----- EXTRACTED RECORDS

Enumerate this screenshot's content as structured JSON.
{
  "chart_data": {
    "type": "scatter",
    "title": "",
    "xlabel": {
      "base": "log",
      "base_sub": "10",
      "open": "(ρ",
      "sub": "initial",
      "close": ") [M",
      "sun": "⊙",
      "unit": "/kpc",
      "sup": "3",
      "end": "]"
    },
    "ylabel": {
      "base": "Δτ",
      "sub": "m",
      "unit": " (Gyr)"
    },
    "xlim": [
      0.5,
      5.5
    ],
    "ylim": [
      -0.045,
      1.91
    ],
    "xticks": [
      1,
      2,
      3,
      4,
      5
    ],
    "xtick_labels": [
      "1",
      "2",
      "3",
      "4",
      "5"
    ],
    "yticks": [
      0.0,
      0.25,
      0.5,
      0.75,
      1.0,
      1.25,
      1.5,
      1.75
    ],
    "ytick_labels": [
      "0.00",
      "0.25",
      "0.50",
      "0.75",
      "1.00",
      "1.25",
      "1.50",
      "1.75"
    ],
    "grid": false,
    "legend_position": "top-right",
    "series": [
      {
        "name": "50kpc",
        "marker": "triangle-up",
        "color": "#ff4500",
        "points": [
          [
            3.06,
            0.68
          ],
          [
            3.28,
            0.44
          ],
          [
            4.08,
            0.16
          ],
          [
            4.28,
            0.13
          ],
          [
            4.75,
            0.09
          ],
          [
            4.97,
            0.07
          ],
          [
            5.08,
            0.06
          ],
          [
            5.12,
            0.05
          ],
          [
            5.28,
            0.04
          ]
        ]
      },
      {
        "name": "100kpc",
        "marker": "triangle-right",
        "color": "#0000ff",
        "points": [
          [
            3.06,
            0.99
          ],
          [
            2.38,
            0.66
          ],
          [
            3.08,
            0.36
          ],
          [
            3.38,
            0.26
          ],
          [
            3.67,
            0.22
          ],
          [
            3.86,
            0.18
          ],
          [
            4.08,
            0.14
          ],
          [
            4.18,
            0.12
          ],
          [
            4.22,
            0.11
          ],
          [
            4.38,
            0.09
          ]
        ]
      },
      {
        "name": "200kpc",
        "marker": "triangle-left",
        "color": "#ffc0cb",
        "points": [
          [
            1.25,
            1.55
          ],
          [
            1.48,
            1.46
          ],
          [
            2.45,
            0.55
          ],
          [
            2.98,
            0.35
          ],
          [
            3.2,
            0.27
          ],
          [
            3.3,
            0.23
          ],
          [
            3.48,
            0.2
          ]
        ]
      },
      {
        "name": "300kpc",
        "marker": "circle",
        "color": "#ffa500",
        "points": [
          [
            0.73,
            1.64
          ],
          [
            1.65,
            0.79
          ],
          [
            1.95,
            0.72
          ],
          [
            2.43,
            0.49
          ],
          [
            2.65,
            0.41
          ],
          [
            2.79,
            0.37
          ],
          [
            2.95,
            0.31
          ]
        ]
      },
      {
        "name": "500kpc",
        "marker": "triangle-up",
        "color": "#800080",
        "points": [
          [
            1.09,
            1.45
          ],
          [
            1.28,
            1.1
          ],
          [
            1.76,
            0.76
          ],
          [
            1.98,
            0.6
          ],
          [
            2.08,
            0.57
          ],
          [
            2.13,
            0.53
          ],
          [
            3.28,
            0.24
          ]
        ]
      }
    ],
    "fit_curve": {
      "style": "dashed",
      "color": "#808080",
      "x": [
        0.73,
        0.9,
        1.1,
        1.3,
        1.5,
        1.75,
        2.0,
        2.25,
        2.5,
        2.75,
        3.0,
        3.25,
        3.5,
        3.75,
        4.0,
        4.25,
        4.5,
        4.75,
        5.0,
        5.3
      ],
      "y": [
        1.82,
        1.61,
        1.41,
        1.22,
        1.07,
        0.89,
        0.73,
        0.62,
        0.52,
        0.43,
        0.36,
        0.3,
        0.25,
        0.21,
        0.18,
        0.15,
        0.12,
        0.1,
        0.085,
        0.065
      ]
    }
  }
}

----------

◆ GOAL
Pull out every line of the entries that includes the word "color".

◆ WRITTEN SOLUTION
        "color": "#ff4500",
        "color": "#0000ff",
        "color": "#ffc0cb",
        "color": "#ffa500",
        "color": "#800080",
      "color": "#808080",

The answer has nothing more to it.